- **PROBLEM STATEMENT**
Copy out every line in which the string "value" occurs.

-------------------------

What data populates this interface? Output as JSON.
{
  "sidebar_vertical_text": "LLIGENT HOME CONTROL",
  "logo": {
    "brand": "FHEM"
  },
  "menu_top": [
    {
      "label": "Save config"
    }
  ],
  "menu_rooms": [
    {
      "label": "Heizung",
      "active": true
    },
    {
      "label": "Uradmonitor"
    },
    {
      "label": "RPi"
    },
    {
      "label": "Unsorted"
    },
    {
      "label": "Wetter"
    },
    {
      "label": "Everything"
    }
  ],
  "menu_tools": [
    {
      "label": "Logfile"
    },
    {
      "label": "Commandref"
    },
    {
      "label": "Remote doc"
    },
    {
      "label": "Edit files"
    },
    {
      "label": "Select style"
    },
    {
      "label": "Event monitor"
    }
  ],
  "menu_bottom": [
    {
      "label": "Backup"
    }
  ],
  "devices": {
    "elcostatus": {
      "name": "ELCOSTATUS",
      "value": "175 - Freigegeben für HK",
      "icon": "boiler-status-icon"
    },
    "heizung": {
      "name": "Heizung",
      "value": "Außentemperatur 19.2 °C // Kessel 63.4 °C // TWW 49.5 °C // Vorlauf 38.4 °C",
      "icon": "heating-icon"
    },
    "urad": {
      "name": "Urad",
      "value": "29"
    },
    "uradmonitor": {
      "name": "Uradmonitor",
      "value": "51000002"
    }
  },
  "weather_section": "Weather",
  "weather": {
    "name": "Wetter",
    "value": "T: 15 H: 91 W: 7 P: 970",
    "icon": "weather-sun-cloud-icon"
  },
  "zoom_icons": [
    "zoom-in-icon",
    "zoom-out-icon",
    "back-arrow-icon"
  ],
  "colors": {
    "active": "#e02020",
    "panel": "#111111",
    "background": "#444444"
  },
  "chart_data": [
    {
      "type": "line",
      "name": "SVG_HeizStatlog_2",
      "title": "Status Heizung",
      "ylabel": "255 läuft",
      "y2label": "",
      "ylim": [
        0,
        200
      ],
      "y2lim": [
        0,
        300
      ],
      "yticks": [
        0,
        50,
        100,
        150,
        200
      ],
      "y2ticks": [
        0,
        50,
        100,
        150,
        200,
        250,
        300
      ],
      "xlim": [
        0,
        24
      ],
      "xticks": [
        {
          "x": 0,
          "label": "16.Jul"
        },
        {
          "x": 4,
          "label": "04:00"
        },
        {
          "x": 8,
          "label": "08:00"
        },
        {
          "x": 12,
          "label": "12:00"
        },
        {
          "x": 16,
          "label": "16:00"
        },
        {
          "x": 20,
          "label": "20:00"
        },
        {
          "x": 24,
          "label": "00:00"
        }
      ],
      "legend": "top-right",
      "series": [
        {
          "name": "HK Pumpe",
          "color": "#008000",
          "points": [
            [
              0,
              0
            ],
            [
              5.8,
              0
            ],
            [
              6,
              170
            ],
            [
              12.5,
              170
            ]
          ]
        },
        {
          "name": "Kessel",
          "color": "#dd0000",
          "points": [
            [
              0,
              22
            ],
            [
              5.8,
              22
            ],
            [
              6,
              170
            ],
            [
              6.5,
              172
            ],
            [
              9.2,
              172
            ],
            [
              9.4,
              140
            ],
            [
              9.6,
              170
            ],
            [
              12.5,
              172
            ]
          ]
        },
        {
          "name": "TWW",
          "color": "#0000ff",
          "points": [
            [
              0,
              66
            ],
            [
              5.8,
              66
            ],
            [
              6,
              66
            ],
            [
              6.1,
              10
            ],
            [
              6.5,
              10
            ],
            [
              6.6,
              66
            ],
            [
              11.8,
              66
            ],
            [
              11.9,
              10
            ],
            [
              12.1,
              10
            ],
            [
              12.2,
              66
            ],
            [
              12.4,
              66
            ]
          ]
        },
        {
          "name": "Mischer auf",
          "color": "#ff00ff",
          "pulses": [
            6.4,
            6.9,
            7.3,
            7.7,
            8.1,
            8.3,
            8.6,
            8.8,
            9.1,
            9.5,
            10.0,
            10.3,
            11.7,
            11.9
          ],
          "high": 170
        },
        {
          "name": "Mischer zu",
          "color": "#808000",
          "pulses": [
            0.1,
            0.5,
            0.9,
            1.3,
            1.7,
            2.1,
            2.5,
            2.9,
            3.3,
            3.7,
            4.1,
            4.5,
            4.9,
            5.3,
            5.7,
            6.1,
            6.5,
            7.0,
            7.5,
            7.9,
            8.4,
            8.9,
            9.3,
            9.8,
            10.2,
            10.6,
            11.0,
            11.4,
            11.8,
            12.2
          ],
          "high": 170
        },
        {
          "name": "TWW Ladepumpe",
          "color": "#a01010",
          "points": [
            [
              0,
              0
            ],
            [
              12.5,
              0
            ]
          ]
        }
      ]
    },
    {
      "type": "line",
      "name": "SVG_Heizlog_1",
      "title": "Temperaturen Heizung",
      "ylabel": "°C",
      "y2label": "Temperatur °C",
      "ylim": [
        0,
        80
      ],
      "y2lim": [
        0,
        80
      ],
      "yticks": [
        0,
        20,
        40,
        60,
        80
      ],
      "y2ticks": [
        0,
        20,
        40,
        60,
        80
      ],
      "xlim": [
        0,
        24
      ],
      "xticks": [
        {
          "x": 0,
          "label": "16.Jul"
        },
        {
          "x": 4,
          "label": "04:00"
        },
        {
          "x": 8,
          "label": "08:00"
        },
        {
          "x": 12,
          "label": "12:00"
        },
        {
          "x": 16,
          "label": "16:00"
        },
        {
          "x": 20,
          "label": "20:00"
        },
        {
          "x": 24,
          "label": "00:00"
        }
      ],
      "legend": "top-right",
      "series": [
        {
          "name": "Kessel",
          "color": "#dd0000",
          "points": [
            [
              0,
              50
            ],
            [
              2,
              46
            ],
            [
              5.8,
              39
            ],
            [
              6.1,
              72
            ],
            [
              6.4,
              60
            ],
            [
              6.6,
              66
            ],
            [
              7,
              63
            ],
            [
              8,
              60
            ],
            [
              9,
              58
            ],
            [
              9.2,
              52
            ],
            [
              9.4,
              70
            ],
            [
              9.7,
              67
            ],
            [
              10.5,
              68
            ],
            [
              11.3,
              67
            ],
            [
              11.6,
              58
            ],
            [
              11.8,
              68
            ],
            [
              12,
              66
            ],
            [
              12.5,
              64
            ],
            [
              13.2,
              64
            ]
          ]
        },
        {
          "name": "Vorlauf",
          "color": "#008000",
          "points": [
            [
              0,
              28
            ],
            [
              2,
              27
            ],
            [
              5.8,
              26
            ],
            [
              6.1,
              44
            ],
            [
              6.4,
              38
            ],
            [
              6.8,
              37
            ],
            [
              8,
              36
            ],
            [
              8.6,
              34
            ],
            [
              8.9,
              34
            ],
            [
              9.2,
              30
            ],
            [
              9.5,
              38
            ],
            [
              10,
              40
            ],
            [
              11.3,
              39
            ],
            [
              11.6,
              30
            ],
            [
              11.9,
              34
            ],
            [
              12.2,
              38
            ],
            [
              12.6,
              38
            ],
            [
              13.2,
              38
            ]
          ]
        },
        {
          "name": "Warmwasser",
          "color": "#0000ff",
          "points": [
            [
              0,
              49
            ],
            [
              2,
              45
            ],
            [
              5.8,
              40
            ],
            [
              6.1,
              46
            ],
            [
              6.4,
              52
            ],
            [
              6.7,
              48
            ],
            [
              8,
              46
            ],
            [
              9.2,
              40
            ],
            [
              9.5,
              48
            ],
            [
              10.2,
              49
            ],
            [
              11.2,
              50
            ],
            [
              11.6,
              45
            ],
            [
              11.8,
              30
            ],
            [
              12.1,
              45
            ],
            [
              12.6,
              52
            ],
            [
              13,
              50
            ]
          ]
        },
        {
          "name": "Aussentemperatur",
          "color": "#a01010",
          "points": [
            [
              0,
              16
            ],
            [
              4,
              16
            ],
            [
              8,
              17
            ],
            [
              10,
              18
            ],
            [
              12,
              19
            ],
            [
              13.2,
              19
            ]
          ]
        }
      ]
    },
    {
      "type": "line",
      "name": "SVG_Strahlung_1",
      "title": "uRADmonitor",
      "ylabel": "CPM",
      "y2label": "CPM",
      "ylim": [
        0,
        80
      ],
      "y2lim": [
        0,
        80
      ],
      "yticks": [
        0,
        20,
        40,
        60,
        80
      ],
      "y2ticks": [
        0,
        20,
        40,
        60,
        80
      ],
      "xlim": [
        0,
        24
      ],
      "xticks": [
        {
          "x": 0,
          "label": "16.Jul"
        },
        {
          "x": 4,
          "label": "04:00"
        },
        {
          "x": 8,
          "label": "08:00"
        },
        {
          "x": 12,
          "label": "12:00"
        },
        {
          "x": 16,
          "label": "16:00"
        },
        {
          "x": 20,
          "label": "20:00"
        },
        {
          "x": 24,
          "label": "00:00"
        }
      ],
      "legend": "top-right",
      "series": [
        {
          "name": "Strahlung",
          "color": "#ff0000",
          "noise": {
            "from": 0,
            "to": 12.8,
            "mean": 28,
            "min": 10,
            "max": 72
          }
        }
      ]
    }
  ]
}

-------------------------

- **THE REPLY**
      "value": "175 - Freigegeben für HK",
      "value": "Außentemperatur 19.2 °C // Kessel 63.4 °C // TWW 49.5 °C // Vorlauf 38.4 °C",
      "value": "29"
      "value": "51000002"
    "value": "T: 15 H: 91 W: 7 P: 970",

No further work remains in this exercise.